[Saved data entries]
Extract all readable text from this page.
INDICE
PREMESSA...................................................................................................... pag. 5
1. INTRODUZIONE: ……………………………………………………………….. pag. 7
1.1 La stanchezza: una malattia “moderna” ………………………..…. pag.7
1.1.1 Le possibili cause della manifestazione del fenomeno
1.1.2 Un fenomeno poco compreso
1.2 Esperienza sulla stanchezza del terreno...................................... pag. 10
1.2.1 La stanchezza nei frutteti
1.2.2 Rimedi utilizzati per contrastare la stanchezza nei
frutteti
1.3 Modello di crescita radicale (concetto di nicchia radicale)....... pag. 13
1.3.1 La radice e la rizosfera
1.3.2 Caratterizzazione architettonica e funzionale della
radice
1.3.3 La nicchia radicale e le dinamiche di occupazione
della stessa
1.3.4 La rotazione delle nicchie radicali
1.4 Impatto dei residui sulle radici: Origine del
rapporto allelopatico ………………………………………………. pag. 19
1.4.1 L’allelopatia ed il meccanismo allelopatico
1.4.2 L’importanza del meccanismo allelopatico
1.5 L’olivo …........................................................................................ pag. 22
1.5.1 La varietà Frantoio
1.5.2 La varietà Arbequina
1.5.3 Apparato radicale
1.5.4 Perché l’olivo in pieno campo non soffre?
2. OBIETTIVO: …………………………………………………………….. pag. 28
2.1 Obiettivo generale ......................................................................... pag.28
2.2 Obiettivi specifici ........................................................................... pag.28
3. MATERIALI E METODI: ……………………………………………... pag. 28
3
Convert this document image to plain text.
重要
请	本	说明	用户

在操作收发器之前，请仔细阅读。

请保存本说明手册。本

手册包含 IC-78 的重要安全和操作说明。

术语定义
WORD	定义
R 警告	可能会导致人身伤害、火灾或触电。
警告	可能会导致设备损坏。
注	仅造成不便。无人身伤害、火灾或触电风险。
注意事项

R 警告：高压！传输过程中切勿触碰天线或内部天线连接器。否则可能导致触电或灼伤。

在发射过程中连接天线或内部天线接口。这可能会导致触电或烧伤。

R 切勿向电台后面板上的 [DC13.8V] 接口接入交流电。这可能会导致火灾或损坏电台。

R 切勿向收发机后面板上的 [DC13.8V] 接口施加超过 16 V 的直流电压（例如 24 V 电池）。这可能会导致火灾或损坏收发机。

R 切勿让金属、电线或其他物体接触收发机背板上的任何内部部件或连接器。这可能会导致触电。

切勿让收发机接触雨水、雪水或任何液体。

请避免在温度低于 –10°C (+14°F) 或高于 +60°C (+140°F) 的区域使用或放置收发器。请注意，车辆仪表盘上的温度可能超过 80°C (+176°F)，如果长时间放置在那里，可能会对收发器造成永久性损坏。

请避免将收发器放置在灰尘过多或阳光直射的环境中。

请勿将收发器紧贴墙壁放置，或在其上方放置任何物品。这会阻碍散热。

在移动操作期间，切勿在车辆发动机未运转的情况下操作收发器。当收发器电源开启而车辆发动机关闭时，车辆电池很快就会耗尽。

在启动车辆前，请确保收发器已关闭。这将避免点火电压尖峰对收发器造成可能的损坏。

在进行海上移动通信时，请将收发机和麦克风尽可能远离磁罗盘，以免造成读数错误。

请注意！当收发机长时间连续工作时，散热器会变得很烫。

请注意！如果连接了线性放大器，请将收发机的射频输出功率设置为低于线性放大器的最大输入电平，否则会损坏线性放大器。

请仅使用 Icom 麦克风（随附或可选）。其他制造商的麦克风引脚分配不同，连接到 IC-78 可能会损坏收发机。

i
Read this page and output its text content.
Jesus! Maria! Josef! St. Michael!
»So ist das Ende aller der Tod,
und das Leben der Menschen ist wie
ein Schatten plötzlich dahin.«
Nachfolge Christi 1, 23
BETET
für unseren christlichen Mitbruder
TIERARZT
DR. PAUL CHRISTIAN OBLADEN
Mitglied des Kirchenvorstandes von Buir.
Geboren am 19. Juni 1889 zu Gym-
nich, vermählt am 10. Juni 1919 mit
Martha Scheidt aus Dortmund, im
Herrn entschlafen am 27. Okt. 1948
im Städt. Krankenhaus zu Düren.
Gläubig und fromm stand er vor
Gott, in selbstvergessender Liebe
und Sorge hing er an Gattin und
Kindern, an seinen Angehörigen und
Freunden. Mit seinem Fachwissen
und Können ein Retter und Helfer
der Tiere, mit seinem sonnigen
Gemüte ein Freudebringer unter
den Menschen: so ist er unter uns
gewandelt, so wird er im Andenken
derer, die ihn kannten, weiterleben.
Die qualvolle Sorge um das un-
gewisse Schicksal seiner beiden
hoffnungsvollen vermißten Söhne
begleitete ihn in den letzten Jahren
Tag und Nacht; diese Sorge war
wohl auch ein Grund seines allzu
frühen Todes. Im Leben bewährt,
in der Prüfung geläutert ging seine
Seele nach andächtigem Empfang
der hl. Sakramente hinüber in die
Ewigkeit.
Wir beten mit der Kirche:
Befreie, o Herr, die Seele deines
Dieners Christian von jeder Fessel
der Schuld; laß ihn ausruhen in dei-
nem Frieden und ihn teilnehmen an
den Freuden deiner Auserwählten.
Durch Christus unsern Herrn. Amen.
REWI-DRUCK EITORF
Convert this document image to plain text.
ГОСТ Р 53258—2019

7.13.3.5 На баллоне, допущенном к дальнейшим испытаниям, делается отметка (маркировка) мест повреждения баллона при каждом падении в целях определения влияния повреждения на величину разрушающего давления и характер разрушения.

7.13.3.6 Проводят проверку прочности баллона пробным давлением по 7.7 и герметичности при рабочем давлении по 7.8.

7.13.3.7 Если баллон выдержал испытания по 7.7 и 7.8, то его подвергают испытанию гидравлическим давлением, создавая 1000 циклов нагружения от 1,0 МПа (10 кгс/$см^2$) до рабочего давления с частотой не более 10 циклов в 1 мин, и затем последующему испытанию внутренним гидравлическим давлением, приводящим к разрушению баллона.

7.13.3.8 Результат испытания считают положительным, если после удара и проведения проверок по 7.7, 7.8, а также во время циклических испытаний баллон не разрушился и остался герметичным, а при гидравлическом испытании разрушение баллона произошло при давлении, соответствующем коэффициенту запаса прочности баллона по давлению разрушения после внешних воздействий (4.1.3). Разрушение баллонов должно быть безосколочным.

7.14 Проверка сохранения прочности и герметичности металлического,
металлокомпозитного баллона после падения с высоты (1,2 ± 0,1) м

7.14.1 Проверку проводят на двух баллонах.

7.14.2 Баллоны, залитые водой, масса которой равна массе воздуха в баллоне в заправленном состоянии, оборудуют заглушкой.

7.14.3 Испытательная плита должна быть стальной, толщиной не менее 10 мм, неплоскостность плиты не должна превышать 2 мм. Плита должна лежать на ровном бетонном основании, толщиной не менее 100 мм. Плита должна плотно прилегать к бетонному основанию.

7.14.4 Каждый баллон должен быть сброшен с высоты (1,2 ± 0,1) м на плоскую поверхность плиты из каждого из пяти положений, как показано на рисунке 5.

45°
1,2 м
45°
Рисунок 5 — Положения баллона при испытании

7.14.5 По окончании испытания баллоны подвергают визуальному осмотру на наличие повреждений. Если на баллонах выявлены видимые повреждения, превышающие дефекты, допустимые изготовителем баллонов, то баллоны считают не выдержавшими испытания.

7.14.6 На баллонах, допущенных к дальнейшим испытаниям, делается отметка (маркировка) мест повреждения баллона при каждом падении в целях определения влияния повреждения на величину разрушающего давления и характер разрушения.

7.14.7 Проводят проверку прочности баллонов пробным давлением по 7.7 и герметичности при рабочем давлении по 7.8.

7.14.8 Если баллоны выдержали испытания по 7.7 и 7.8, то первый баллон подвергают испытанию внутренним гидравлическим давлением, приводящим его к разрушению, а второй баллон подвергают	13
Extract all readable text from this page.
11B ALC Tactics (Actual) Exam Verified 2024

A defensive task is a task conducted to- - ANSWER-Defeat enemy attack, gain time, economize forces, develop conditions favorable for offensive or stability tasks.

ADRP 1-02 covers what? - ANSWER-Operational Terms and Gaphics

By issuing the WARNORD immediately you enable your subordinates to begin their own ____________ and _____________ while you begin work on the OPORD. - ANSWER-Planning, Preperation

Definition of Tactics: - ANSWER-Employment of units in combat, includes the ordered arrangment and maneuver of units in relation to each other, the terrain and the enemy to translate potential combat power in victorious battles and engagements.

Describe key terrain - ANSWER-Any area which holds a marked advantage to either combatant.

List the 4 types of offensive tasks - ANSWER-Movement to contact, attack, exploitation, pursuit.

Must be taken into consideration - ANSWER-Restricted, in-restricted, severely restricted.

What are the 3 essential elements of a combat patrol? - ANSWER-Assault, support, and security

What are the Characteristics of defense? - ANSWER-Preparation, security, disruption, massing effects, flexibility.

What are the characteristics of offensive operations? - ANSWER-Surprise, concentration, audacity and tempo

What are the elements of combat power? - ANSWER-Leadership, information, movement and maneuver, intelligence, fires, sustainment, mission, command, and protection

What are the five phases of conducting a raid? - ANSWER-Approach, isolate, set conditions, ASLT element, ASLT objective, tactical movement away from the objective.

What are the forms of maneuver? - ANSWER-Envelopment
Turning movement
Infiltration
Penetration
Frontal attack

* STATED EXERCISE
Say how many lines of the data hold the string "conditions". Reply with the number alone.

* SOLUTION TO THIS EXERCISE
2